(Supplied passage)
=======
0

I have a web application that recently had its spec changed to allow for slashes in names of some of its documents. Resultantly, I have had to change my .htaccess file to also match slashes. However, the issue is that I only want to match slashes that are encoded i.e. catch %2F but not /.

Consider the following URL:

http://www.example.com/document/edit/STAT%2F12/

My .htaccess looks like:

RewriteRule ^document\/([a-z0-9-]+)?\/?([a-z0-9-\W\s]+)?\/?$ documents.php?request=$1&id=$2& [NC,QSA,L]

The above request catches the $id as 'STAT/12/' instead of 'STAT/12'. In other words, it matches the trailing slash even though it isn't encoded.

Please note, I have switched on AllowEncodedSlashes On.
=======
(Short task A)
Answer these about the .htaccess question:
(i) What change to the web application's spec led to the .htaccess edit?
(ii) For the example URL, what does the rule capture as the id?
(iii) Which directive has been switched on?
(Short task B) Reproduce the part of the .htaccess question between "Consider the following" and "it isn't encoded.", inclusive.
The material that comes next isn't needed.
=======
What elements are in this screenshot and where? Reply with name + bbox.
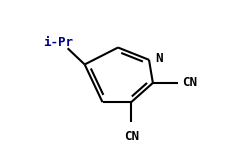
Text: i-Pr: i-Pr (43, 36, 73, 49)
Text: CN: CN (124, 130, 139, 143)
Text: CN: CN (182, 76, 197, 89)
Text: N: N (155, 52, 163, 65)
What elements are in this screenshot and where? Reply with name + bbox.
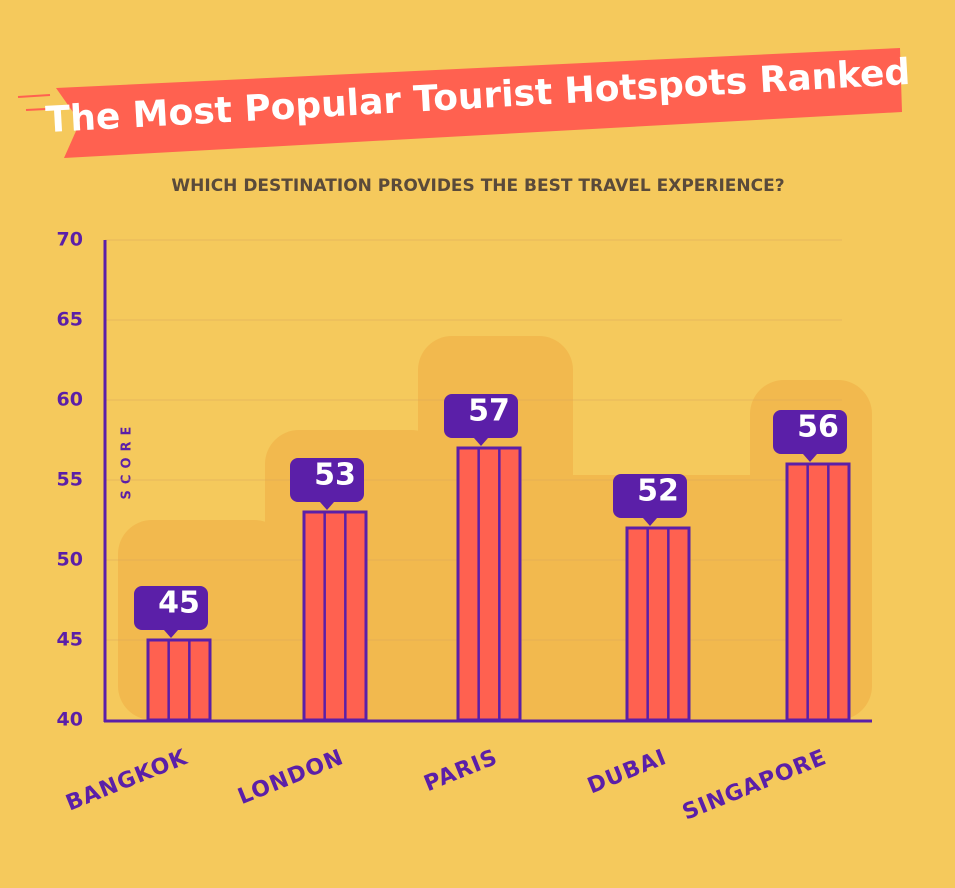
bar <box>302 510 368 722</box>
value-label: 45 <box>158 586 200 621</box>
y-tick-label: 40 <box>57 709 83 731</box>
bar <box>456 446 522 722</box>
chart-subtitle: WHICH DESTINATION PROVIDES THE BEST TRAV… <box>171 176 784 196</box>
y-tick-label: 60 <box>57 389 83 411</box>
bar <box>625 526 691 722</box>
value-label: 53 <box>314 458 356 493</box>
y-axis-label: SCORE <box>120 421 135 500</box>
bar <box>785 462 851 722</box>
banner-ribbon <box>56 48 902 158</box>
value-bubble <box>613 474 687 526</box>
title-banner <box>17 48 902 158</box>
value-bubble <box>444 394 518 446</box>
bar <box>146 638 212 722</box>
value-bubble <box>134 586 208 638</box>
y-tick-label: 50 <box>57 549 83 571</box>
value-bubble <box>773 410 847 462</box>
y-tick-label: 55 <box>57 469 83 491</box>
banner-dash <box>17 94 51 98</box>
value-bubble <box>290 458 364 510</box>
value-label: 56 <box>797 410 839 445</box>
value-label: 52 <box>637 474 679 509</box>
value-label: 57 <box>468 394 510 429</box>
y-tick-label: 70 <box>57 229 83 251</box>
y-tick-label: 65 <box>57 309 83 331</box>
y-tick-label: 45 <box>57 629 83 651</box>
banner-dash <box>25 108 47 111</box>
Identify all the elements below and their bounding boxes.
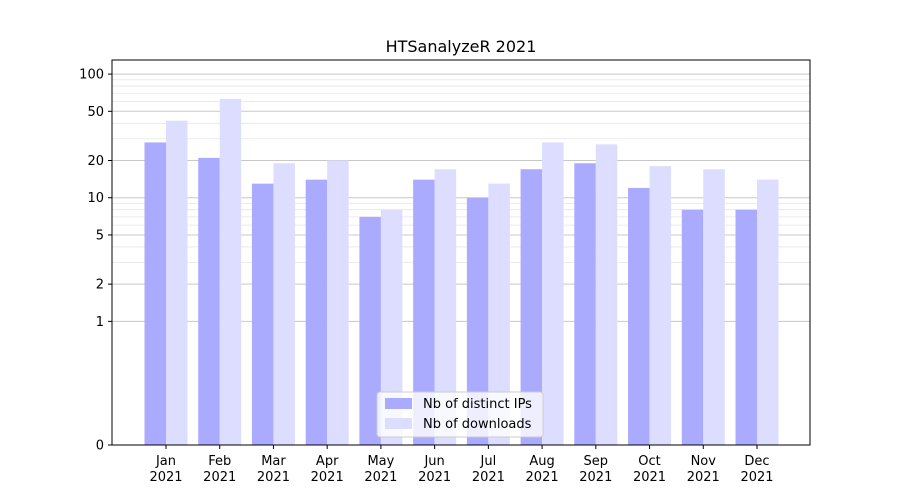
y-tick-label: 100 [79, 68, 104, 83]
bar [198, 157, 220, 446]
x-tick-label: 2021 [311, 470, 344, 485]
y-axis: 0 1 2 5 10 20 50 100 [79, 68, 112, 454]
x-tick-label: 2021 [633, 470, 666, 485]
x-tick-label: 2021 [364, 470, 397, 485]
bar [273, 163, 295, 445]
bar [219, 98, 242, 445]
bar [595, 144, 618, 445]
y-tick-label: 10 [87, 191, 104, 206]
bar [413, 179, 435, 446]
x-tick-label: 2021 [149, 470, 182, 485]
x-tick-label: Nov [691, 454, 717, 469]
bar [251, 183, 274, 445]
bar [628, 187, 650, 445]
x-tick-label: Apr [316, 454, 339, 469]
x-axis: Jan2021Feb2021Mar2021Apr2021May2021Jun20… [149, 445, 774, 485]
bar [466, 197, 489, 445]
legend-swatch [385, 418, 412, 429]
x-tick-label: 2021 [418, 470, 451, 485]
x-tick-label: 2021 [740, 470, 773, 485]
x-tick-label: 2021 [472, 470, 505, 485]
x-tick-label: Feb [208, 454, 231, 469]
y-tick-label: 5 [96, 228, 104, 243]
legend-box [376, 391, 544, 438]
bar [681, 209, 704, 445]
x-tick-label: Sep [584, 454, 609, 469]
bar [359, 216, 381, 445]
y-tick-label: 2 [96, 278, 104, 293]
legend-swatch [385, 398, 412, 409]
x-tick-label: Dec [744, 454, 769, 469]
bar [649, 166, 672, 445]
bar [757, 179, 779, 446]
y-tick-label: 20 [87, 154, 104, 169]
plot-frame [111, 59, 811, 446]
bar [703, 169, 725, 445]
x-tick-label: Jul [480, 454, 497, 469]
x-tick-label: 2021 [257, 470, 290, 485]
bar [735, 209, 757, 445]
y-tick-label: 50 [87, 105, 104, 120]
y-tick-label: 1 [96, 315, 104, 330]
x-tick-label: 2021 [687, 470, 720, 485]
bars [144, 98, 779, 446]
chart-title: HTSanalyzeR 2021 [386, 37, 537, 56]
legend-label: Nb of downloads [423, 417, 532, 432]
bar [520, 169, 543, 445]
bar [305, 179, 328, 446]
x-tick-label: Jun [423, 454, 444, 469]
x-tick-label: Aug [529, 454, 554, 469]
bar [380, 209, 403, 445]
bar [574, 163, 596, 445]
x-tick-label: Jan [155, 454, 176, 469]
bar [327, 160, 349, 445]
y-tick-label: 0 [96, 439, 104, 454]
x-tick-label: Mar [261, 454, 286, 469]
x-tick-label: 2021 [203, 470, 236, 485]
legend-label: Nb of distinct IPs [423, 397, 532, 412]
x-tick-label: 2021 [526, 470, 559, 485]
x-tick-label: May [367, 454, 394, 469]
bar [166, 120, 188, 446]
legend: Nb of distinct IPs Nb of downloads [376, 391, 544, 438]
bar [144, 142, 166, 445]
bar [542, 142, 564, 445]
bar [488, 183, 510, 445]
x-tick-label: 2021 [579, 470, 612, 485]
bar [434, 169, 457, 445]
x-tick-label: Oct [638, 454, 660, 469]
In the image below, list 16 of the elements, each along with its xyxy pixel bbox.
=======
(Exercise result A)
(i) It now allows slashes in the names of some of its documents.
(ii) 'STAT/12/'
(iii) AllowEncodedSlashes On

(Exercise result B)
Consider the following URL:

http://www.example.com/document/edit/STAT%2F12/

My .htaccess looks like:

RewriteRule ^document\/([a-z0-9-]+)?\/?([a-z0-9-\W\s]+)?\/?$ documents.php?request=$1&id=$2& [NC,QSA,L]

The above request catches the $id as 'STAT/12/' instead of 'STAT/12'. In other words, it matches the trailing slash even though it isn't encoded.